* Given records

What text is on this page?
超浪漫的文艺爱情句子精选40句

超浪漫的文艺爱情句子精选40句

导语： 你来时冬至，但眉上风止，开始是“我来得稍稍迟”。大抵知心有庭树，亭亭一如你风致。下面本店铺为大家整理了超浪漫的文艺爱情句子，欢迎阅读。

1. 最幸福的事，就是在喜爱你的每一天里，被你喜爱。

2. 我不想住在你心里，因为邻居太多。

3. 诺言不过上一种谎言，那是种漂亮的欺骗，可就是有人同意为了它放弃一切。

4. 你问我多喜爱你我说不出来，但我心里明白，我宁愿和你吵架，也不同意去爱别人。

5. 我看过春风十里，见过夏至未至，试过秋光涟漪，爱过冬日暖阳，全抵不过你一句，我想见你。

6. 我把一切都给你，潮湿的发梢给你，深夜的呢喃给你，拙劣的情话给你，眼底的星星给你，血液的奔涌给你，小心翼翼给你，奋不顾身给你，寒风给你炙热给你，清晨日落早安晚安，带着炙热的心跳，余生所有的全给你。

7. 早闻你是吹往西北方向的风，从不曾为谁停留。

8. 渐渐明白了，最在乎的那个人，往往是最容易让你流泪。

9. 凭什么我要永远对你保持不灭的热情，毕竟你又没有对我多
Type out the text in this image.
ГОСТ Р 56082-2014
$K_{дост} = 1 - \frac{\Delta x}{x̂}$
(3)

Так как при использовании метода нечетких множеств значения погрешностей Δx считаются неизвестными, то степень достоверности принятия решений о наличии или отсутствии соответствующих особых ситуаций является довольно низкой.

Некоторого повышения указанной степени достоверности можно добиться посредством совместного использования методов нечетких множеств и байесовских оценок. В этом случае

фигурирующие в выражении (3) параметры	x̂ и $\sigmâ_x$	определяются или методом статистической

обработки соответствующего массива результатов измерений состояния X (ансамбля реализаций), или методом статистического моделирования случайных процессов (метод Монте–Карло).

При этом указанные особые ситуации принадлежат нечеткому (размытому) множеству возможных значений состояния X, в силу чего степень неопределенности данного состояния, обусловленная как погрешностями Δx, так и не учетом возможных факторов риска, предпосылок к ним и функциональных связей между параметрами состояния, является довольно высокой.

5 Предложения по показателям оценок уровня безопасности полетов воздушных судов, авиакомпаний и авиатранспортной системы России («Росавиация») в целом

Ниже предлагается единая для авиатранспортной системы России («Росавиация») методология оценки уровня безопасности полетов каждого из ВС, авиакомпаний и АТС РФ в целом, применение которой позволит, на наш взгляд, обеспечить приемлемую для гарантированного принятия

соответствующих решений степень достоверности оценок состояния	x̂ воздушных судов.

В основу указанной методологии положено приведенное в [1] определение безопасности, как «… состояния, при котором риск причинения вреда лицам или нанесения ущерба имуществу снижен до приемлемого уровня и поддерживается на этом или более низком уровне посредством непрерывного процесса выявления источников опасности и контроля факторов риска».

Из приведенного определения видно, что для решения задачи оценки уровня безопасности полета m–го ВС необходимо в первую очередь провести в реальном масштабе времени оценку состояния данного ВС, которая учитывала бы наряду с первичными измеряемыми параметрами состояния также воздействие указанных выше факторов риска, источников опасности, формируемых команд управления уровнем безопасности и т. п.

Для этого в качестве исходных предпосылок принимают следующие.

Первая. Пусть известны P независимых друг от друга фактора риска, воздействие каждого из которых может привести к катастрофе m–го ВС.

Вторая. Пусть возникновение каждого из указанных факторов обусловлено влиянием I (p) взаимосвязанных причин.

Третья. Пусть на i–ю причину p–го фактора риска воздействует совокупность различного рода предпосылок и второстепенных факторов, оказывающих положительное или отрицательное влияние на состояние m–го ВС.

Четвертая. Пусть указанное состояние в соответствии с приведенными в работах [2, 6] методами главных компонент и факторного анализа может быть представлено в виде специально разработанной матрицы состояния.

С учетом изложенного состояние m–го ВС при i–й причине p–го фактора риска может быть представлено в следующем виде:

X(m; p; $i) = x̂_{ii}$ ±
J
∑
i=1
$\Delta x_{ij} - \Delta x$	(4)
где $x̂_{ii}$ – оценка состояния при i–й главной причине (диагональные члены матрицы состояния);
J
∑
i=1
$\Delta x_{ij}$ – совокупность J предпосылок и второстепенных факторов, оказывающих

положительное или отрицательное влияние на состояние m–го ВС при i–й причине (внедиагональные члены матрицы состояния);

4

* Instructions for the task
Extract all lines from the data in which "матрицы" is found.

* Finished exercise
Четвертая. Пусть указанное состояние в соответствии с приведенными в работах [2, 6] методами главных компонент и факторного анализа может быть представлено в виде специально разработанной матрицы состояния.
где $x̂_{ii}$ – оценка состояния при i–й главной причине (диагональные члены матрицы состояния);
положительное или отрицательное влияние на состояние m–го ВС при i–й причине (внедиагональные члены матрицы состояния);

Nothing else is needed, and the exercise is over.